> TASK STATEMENT:
Everything in the listing should be restated word for word.

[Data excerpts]
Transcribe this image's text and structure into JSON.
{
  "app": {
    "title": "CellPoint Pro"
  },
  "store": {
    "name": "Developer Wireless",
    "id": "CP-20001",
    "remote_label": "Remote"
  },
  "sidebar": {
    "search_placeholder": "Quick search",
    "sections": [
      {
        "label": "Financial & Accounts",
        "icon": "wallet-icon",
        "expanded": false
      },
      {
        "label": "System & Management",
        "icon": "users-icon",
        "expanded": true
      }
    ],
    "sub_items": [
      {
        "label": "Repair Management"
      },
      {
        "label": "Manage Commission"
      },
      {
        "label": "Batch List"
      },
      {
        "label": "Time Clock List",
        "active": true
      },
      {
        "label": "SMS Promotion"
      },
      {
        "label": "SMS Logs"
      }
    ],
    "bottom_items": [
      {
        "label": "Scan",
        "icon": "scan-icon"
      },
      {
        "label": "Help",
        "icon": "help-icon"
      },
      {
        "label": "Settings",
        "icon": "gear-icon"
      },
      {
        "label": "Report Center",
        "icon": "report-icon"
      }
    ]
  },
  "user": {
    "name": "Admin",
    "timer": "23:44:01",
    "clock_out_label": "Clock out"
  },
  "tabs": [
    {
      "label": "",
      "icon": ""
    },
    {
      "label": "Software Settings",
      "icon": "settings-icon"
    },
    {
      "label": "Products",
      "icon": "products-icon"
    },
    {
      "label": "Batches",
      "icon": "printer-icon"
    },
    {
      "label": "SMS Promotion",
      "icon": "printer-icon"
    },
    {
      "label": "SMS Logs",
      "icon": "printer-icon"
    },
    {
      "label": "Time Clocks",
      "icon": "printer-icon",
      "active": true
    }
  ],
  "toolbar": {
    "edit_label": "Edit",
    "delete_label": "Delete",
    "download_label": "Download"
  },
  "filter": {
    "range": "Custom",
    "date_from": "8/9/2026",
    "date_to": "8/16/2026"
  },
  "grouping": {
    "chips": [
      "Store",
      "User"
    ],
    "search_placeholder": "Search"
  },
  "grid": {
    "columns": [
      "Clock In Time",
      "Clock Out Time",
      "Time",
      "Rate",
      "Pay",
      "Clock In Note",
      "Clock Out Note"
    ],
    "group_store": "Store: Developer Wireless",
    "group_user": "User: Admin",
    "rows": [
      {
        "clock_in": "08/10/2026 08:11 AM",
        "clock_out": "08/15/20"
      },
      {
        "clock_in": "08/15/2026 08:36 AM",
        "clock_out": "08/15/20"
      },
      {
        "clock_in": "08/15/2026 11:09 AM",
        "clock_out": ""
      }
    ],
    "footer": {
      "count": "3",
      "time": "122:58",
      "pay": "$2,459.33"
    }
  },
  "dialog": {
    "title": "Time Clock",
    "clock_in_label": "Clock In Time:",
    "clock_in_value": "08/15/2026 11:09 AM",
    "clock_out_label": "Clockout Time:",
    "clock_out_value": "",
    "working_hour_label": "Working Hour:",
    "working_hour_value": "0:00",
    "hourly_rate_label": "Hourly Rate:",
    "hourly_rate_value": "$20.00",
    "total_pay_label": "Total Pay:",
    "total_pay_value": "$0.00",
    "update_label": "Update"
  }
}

> EXPECTED ANSWER:
Transcribe this image's text and structure into JSON.
{
  "app": {
    "title": "CellPoint Pro"
  },
  "store": {
    "name": "Developer Wireless",
    "id": "CP-20001",
    "remote_label": "Remote"
  },
  "sidebar": {
    "search_placeholder": "Quick search",
    "sections": [
      {
        "label": "Financial & Accounts",
        "icon": "wallet-icon",
        "expanded": false
      },
      {
        "label": "System & Management",
        "icon": "users-icon",
        "expanded": true
      }
    ],
    "sub_items": [
      {
        "label": "Repair Management"
      },
      {
        "label": "Manage Commission"
      },
      {
        "label": "Batch List"
      },
      {
        "label": "Time Clock List",
        "active": true
      },
      {
        "label": "SMS Promotion"
      },
      {
        "label": "SMS Logs"
      }
    ],
    "bottom_items": [
      {
        "label": "Scan",
        "icon": "scan-icon"
      },
      {
        "label": "Help",
        "icon": "help-icon"
      },
      {
        "label": "Settings",
        "icon": "gear-icon"
      },
      {
        "label": "Report Center",
        "icon": "report-icon"
      }
    ]
  },
  "user": {
    "name": "Admin",
    "timer": "23:44:01",
    "clock_out_label": "Clock out"
  },
  "tabs": [
    {
      "label": "",
      "icon": ""
    },
    {
      "label": "Software Settings",
      "icon": "settings-icon"
    },
    {
      "label": "Products",
      "icon": "products-icon"
    },
    {
      "label": "Batches",
      "icon": "printer-icon"
    },
    {
      "label": "SMS Promotion",
      "icon": "printer-icon"
    },
    {
      "label": "SMS Logs",
      "icon": "printer-icon"
    },
    {
      "label": "Time Clocks",
      "icon": "printer-icon",
      "active": true
    }
  ],
  "toolbar": {
    "edit_label": "Edit",
    "delete_label": "Delete",
    "download_label": "Download"
  },
  "filter": {
    "range": "Custom",
    "date_from": "8/9/2026",
    "date_to": "8/16/2026"
  },
  "grouping": {
    "chips": [
      "Store",
      "User"
    ],
    "search_placeholder": "Search"
  },
  "grid": {
    "columns": [
      "Clock In Time",
      "Clock Out Time",
      "Time",
      "Rate",
      "Pay",
      "Clock In Note",
      "Clock Out Note"
    ],
    "group_store": "Store: Developer Wireless",
    "group_user": "User: Admin",
    "rows": [
      {
        "clock_in": "08/10/2026 08:11 AM",
        "clock_out": "08/15/20"
      },
      {
        "clock_in": "08/15/2026 08:36 AM",
        "clock_out": "08/15/20"
      },
      {
        "clock_in": "08/15/2026 11:09 AM",
        "clock_out": ""
      }
    ],
    "footer": {
      "count": "3",
      "time": "122:58",
      "pay": "$2,459.33"
    }
  },
  "dialog": {
    "title": "Time Clock",
    "clock_in_label": "Clock In Time:",
    "clock_in_value": "08/15/2026 11:09 AM",
    "clock_out_label": "Clockout Time:",
    "clock_out_value": "",
    "working_hour_label": "Working Hour:",
    "working_hour_value": "0:00",
    "hourly_rate_label": "Hourly Rate:",
    "hourly_rate_value": "$20.00",
    "total_pay_label": "Total Pay:",
    "total_pay_value": "$0.00",
    "update_label": "Update"
  }
}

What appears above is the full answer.